↓

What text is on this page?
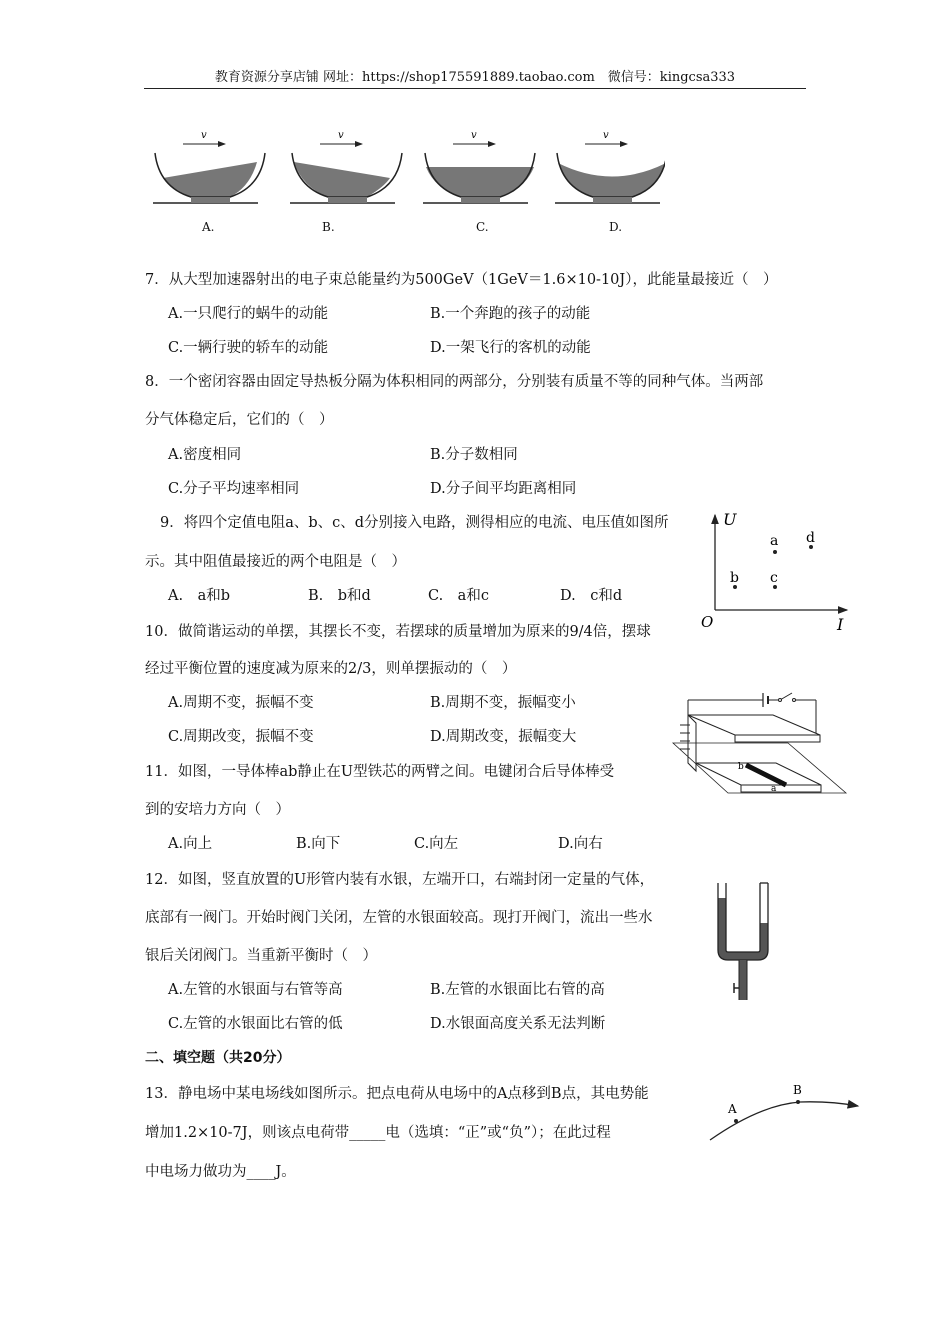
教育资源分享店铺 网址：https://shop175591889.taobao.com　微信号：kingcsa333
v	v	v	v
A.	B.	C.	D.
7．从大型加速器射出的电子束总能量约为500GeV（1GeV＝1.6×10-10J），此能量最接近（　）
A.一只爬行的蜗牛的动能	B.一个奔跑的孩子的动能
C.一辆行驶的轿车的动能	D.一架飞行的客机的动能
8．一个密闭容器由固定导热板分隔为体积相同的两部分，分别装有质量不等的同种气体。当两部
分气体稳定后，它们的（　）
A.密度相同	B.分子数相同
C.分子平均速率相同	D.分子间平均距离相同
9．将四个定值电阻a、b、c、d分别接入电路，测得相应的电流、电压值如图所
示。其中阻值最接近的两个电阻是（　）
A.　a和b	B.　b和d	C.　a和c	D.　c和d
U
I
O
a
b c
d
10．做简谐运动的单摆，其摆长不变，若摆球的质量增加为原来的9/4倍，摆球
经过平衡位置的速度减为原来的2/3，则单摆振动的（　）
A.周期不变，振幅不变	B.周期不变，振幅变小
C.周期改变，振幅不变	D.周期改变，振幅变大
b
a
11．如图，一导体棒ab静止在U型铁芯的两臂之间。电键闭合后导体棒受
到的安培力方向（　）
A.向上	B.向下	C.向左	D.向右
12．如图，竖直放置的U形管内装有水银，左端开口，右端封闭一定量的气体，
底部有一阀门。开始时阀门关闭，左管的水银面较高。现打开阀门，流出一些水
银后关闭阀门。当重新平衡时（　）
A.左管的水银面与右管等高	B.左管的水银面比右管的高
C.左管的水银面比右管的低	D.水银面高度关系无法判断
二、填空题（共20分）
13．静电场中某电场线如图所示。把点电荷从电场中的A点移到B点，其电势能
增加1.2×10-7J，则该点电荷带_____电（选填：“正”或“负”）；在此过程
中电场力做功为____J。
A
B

↑

_EXERCISE GOAL_
Lines containing the string "振幅不变" are to be selected and copied.

_ANSWER TO THE TASK_
A.周期不变，振幅不变	B.周期不变，振幅变小
C.周期改变，振幅不变	D.周期改变，振幅变大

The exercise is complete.